> Task inputs:
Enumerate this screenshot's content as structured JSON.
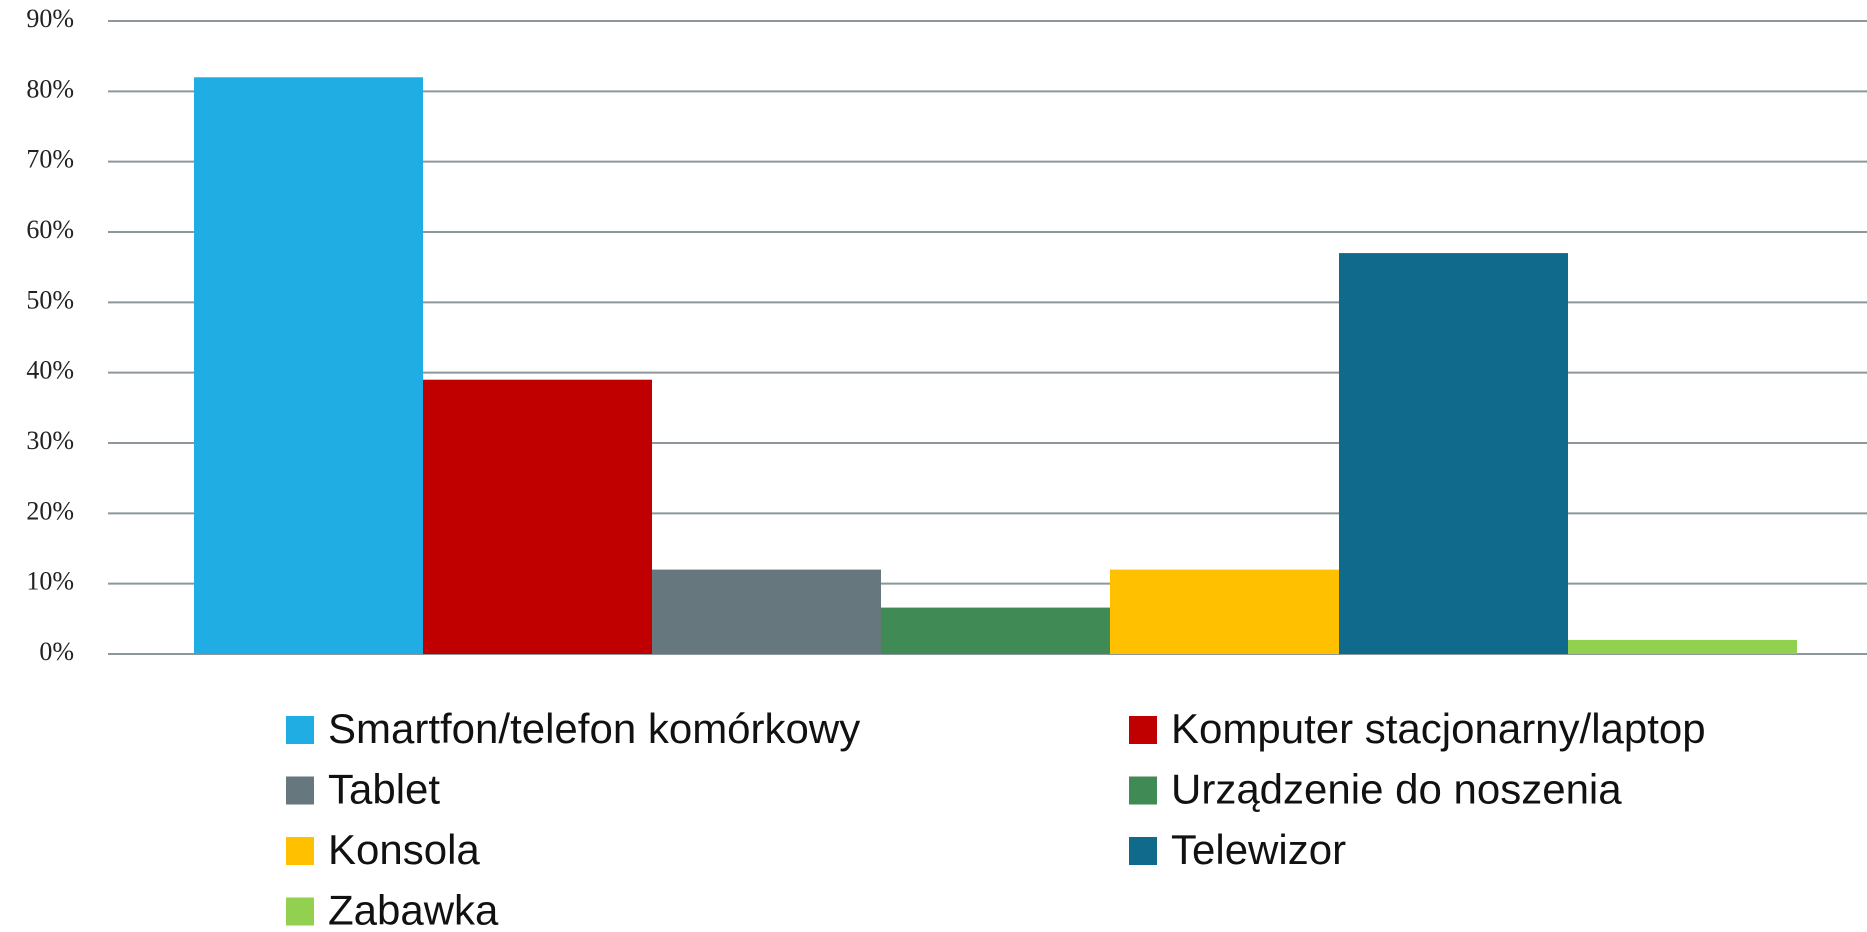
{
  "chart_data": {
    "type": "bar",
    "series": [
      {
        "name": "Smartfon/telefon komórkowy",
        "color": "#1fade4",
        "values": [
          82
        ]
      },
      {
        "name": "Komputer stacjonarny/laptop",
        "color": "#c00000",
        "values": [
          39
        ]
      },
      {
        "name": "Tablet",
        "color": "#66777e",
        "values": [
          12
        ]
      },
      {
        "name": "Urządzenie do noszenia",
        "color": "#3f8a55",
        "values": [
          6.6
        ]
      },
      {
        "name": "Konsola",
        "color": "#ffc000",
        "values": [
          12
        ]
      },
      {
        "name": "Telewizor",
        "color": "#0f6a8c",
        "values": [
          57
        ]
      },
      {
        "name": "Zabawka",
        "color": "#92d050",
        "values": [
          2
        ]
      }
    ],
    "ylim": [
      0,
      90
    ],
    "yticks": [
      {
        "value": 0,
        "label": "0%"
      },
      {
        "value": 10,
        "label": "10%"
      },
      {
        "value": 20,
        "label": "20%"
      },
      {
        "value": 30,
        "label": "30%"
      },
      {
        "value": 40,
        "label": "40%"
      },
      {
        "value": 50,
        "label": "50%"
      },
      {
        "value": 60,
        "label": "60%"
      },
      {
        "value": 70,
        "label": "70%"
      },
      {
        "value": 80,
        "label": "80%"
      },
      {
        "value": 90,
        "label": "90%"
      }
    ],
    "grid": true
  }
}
==
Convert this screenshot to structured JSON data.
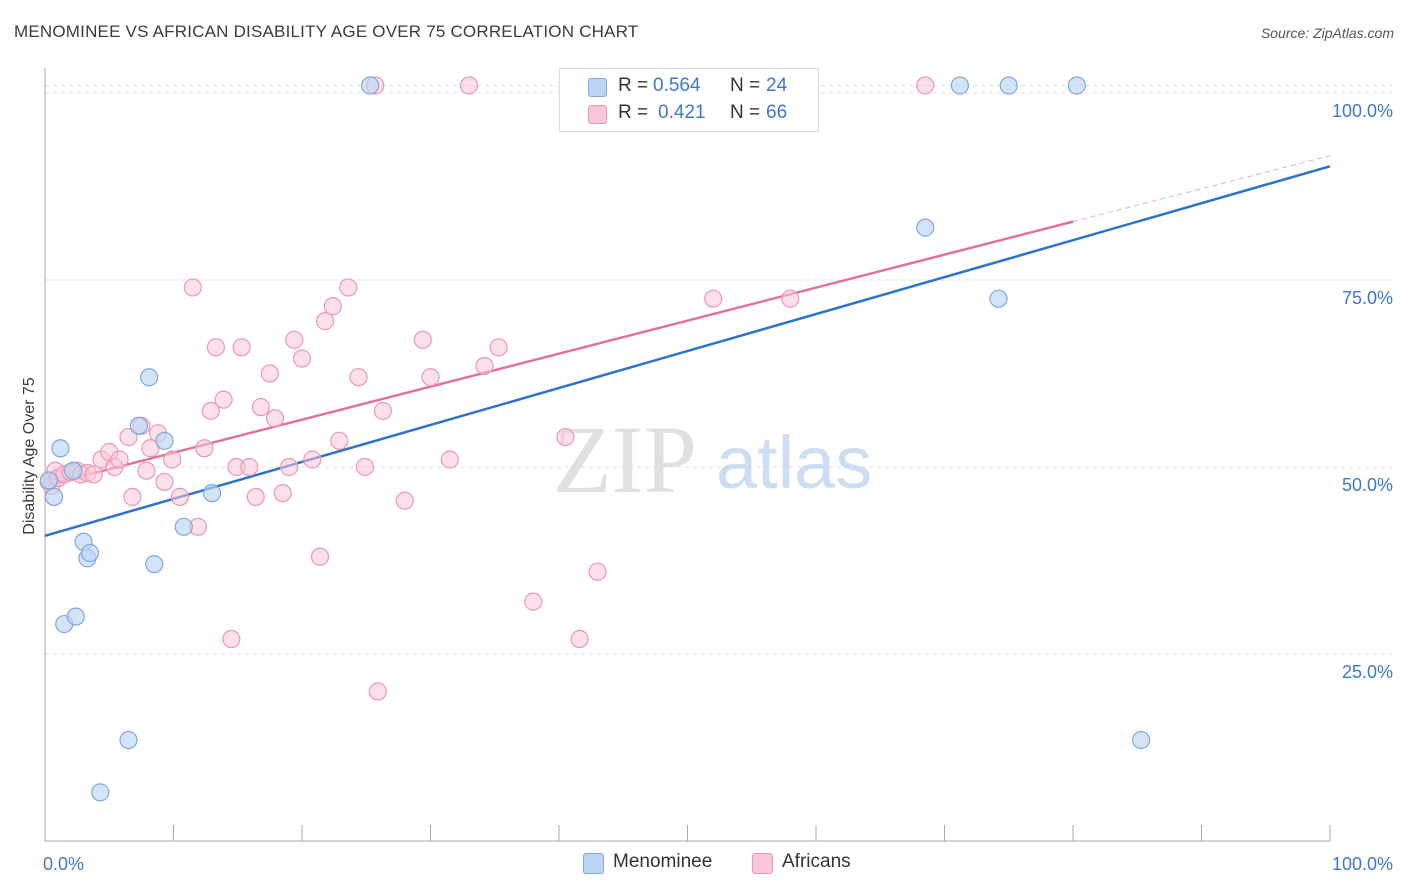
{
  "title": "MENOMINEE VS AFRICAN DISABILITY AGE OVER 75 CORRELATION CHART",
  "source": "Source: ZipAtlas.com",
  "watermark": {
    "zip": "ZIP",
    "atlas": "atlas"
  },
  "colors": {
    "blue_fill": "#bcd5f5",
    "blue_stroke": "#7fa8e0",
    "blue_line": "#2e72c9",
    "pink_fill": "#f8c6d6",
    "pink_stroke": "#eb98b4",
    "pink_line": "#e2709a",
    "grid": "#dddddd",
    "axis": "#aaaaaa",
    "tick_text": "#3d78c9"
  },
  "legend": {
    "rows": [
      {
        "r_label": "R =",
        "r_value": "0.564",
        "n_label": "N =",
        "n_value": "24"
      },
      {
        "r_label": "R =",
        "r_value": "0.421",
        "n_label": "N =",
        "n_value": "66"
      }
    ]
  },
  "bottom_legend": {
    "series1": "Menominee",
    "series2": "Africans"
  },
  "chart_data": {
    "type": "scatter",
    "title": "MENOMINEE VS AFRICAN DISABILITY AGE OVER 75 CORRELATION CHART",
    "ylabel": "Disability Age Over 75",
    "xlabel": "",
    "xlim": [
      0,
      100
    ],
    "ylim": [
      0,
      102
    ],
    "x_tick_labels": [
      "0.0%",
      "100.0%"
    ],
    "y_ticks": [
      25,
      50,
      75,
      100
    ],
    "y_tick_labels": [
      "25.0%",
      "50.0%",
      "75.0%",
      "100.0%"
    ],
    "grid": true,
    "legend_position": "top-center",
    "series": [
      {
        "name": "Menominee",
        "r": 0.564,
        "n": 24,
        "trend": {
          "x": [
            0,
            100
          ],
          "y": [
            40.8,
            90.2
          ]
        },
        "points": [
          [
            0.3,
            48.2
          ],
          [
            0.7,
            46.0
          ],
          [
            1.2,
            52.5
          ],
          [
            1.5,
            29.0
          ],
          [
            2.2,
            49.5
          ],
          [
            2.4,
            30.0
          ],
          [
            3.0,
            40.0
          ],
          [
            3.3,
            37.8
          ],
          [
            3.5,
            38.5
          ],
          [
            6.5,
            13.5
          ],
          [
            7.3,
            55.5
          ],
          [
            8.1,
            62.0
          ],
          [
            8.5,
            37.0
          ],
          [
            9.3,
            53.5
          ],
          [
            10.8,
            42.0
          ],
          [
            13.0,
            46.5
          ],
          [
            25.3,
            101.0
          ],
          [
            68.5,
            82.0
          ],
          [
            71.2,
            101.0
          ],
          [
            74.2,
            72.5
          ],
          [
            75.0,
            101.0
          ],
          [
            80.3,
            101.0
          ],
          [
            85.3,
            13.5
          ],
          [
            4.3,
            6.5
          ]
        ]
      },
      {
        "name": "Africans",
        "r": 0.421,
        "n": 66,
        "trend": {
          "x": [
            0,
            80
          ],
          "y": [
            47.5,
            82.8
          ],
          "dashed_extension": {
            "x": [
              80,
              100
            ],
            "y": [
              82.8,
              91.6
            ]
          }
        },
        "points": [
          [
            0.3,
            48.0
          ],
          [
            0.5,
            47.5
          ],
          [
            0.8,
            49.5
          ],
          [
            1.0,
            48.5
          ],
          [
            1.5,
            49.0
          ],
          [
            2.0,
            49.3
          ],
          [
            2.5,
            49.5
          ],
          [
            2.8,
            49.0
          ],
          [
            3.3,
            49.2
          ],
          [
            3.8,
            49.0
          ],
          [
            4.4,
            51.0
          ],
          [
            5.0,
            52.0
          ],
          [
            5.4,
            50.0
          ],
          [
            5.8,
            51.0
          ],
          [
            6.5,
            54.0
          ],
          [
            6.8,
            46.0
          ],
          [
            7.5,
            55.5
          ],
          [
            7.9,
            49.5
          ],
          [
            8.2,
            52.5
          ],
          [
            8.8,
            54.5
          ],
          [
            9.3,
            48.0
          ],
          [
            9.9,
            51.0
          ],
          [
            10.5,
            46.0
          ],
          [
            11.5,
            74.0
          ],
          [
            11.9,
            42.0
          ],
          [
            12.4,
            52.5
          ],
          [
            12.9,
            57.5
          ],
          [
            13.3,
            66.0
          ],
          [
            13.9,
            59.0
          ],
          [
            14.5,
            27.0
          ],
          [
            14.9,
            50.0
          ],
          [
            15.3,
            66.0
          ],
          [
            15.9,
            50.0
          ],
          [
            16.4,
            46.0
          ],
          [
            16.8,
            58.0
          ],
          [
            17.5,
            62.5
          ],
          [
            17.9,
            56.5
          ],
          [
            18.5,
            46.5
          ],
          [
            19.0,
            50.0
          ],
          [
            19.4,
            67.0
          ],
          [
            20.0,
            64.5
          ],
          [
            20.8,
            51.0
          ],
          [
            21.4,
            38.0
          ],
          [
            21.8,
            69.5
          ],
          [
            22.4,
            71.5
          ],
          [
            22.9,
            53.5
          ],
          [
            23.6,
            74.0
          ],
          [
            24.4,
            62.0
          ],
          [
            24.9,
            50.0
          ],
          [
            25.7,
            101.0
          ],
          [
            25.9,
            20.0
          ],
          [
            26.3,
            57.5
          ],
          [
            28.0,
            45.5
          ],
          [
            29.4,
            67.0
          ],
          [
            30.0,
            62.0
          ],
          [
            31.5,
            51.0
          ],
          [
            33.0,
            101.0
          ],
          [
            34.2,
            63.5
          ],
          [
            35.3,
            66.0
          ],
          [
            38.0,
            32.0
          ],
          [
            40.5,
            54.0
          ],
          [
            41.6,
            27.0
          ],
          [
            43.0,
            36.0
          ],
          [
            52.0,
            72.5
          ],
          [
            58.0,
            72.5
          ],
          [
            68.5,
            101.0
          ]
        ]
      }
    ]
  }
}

> What needs to be done:
Reply with only the number of lines in the material above where the string "CORRELATION" appears.

> Task response:
2